### Data supplied ###
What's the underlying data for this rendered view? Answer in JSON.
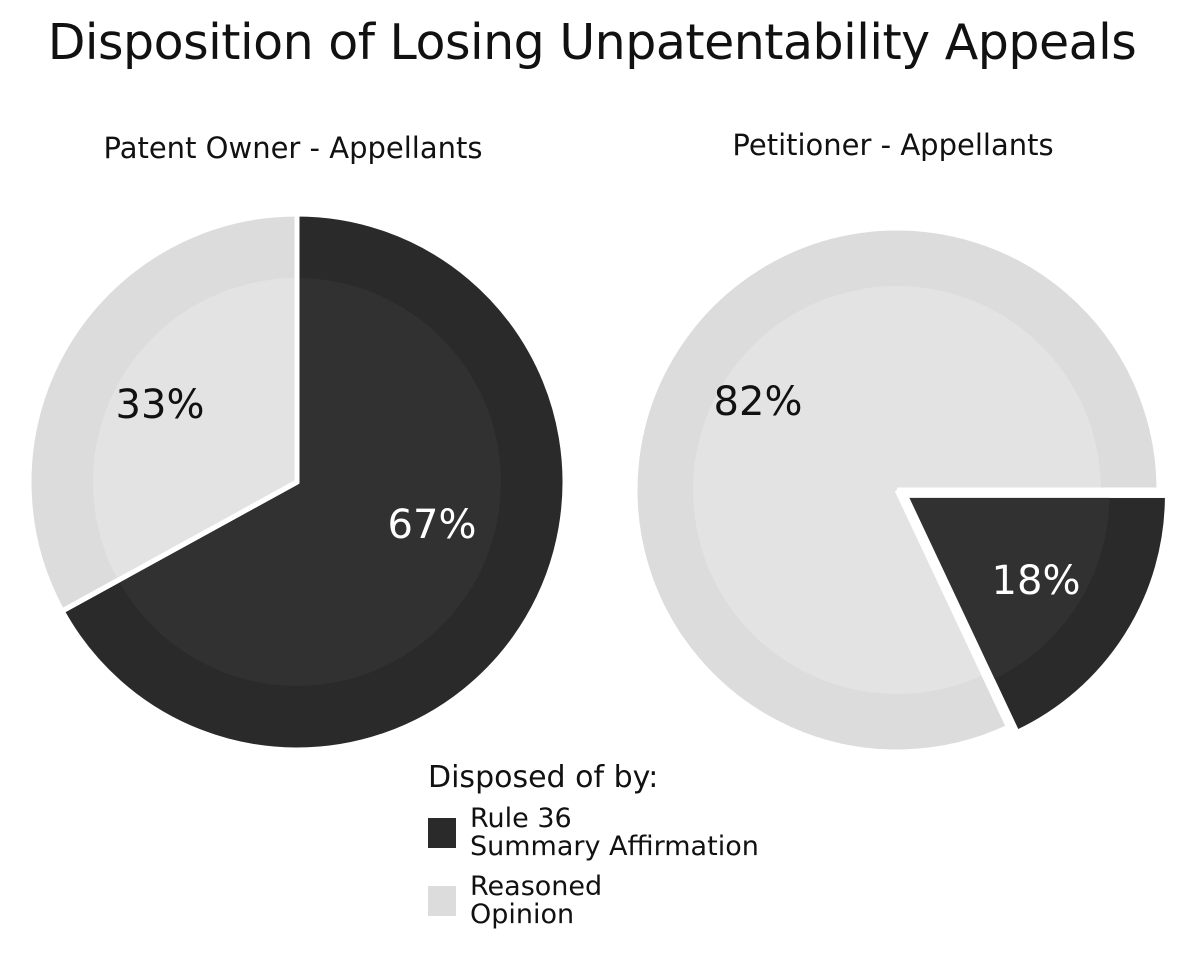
{
  "title": "Disposition of Losing Unpatentability Appeals",
  "legend": {
    "title": "Disposed of by:",
    "items": [
      {
        "lines": [
          "Rule 36",
          "Summary Affirmation"
        ],
        "color": "#2a2a2a"
      },
      {
        "lines": [
          "Reasoned",
          "Opinion"
        ],
        "color": "#dcdcdc"
      }
    ]
  },
  "chart_data": [
    {
      "type": "pie",
      "title": "Patent Owner - Appellants",
      "categories": [
        "Rule 36 Summary Affirmation",
        "Reasoned Opinion"
      ],
      "values": [
        67,
        33
      ],
      "labels": [
        "67%",
        "33%"
      ],
      "colors": [
        "#2a2a2a",
        "#dcdcdc"
      ],
      "label_colors": [
        "#ffffff",
        "#111111"
      ],
      "start": "12 o'clock, clockwise"
    },
    {
      "type": "pie",
      "title": "Petitioner - Appellants",
      "categories": [
        "Rule 36 Summary Affirmation",
        "Reasoned Opinion"
      ],
      "values": [
        18,
        82
      ],
      "labels": [
        "18%",
        "82%"
      ],
      "colors": [
        "#2a2a2a",
        "#dcdcdc"
      ],
      "label_colors": [
        "#ffffff",
        "#111111"
      ],
      "start": "3 o'clock, clockwise",
      "exploded": "Rule 36 Summary Affirmation"
    }
  ]
}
###
Copy out each line exactly, without the pictures.

What's the underlying data for this rendered view? Answer in JSON.
{
  "title": "Disposition of Losing Unpatentability Appeals",
  "legend": {
    "title": "Disposed of by:",
    "items": [
      {
        "lines": [
          "Rule 36",
          "Summary Affirmation"
        ],
        "color": "#2a2a2a"
      },
      {
        "lines": [
          "Reasoned",
          "Opinion"
        ],
        "color": "#dcdcdc"
      }
    ]
  },
  "chart_data": [
    {
      "type": "pie",
      "title": "Patent Owner - Appellants",
      "categories": [
        "Rule 36 Summary Affirmation",
        "Reasoned Opinion"
      ],
      "values": [
        67,
        33
      ],
      "labels": [
        "67%",
        "33%"
      ],
      "colors": [
        "#2a2a2a",
        "#dcdcdc"
      ],
      "label_colors": [
        "#ffffff",
        "#111111"
      ],
      "start": "12 o'clock, clockwise"
    },
    {
      "type": "pie",
      "title": "Petitioner - Appellants",
      "categories": [
        "Rule 36 Summary Affirmation",
        "Reasoned Opinion"
      ],
      "values": [
        18,
        82
      ],
      "labels": [
        "18%",
        "82%"
      ],
      "colors": [
        "#2a2a2a",
        "#dcdcdc"
      ],
      "label_colors": [
        "#ffffff",
        "#111111"
      ],
      "start": "3 o'clock, clockwise",
      "exploded": "Rule 36 Summary Affirmation"
    }
  ]
}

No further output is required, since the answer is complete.